GIVEN REQUEST: Output every entry exactly as given.

ENTRIES SHOWN:

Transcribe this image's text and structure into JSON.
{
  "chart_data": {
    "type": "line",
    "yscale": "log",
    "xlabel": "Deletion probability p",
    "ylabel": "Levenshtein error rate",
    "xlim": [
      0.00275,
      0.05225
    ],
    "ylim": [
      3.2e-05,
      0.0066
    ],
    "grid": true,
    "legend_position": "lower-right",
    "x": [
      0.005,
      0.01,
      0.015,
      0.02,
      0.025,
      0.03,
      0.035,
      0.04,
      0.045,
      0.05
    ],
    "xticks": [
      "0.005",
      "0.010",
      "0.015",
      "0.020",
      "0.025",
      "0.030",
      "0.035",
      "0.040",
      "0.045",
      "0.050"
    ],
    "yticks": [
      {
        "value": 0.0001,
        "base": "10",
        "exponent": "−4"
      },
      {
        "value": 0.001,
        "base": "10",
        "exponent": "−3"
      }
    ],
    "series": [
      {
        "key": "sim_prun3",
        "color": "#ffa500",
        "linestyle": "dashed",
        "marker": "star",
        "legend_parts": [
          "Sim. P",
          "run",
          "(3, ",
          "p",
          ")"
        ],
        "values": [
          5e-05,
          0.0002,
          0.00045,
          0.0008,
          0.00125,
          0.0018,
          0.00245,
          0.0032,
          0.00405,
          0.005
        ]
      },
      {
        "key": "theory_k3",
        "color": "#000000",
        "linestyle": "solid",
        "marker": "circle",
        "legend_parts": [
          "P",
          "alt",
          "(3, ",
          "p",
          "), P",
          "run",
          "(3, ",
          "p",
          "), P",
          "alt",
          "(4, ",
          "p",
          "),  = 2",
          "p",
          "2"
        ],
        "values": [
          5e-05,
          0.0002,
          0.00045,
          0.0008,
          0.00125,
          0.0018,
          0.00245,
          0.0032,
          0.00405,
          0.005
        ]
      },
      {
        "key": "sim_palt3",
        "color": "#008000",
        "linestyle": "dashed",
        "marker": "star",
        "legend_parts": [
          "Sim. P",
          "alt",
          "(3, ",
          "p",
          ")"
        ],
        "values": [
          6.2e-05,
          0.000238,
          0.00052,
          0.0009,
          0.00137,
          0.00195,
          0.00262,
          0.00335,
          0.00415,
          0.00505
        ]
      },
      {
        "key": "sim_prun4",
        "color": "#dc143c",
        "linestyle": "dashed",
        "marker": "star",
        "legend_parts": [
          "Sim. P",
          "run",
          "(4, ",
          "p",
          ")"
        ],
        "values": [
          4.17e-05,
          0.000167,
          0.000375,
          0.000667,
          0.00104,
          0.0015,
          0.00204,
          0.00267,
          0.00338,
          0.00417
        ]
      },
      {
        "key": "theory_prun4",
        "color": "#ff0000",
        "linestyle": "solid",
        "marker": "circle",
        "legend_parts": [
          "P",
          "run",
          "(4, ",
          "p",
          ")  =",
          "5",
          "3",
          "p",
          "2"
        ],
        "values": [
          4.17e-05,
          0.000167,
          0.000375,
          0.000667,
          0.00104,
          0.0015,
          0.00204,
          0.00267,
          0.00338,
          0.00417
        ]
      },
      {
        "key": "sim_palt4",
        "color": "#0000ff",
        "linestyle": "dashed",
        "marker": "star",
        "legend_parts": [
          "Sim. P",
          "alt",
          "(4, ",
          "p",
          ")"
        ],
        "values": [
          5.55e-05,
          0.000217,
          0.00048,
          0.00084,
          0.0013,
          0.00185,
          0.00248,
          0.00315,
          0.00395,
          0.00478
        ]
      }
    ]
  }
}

OUTPUT:
Transcribe this image's text and structure into JSON.
{
  "chart_data": {
    "type": "line",
    "yscale": "log",
    "xlabel": "Deletion probability p",
    "ylabel": "Levenshtein error rate",
    "xlim": [
      0.00275,
      0.05225
    ],
    "ylim": [
      3.2e-05,
      0.0066
    ],
    "grid": true,
    "legend_position": "lower-right",
    "x": [
      0.005,
      0.01,
      0.015,
      0.02,
      0.025,
      0.03,
      0.035,
      0.04,
      0.045,
      0.05
    ],
    "xticks": [
      "0.005",
      "0.010",
      "0.015",
      "0.020",
      "0.025",
      "0.030",
      "0.035",
      "0.040",
      "0.045",
      "0.050"
    ],
    "yticks": [
      {
        "value": 0.0001,
        "base": "10",
        "exponent": "−4"
      },
      {
        "value": 0.001,
        "base": "10",
        "exponent": "−3"
      }
    ],
    "series": [
      {
        "key": "sim_prun3",
        "color": "#ffa500",
        "linestyle": "dashed",
        "marker": "star",
        "legend_parts": [
          "Sim. P",
          "run",
          "(3, ",
          "p",
          ")"
        ],
        "values": [
          5e-05,
          0.0002,
          0.00045,
          0.0008,
          0.00125,
          0.0018,
          0.00245,
          0.0032,
          0.00405,
          0.005
        ]
      },
      {
        "key": "theory_k3",
        "color": "#000000",
        "linestyle": "solid",
        "marker": "circle",
        "legend_parts": [
          "P",
          "alt",
          "(3, ",
          "p",
          "), P",
          "run",
          "(3, ",
          "p",
          "), P",
          "alt",
          "(4, ",
          "p",
          "),  = 2",
          "p",
          "2"
        ],
        "values": [
          5e-05,
          0.0002,
          0.00045,
          0.0008,
          0.00125,
          0.0018,
          0.00245,
          0.0032,
          0.00405,
          0.005
        ]
      },
      {
        "key": "sim_palt3",
        "color": "#008000",
        "linestyle": "dashed",
        "marker": "star",
        "legend_parts": [
          "Sim. P",
          "alt",
          "(3, ",
          "p",
          ")"
        ],
        "values": [
          6.2e-05,
          0.000238,
          0.00052,
          0.0009,
          0.00137,
          0.00195,
          0.00262,
          0.00335,
          0.00415,
          0.00505
        ]
      },
      {
        "key": "sim_prun4",
        "color": "#dc143c",
        "linestyle": "dashed",
        "marker": "star",
        "legend_parts": [
          "Sim. P",
          "run",
          "(4, ",
          "p",
          ")"
        ],
        "values": [
          4.17e-05,
          0.000167,
          0.000375,
          0.000667,
          0.00104,
          0.0015,
          0.00204,
          0.00267,
          0.00338,
          0.00417
        ]
      },
      {
        "key": "theory_prun4",
        "color": "#ff0000",
        "linestyle": "solid",
        "marker": "circle",
        "legend_parts": [
          "P",
          "run",
          "(4, ",
          "p",
          ")  =",
          "5",
          "3",
          "p",
          "2"
        ],
        "values": [
          4.17e-05,
          0.000167,
          0.000375,
          0.000667,
          0.00104,
          0.0015,
          0.00204,
          0.00267,
          0.00338,
          0.00417
        ]
      },
      {
        "key": "sim_palt4",
        "color": "#0000ff",
        "linestyle": "dashed",
        "marker": "star",
        "legend_parts": [
          "Sim. P",
          "alt",
          "(4, ",
          "p",
          ")"
        ],
        "values": [
          5.55e-05,
          0.000217,
          0.00048,
          0.00084,
          0.0013,
          0.00185,
          0.00248,
          0.00315,
          0.00395,
          0.00478
        ]
      }
    ]
  }
}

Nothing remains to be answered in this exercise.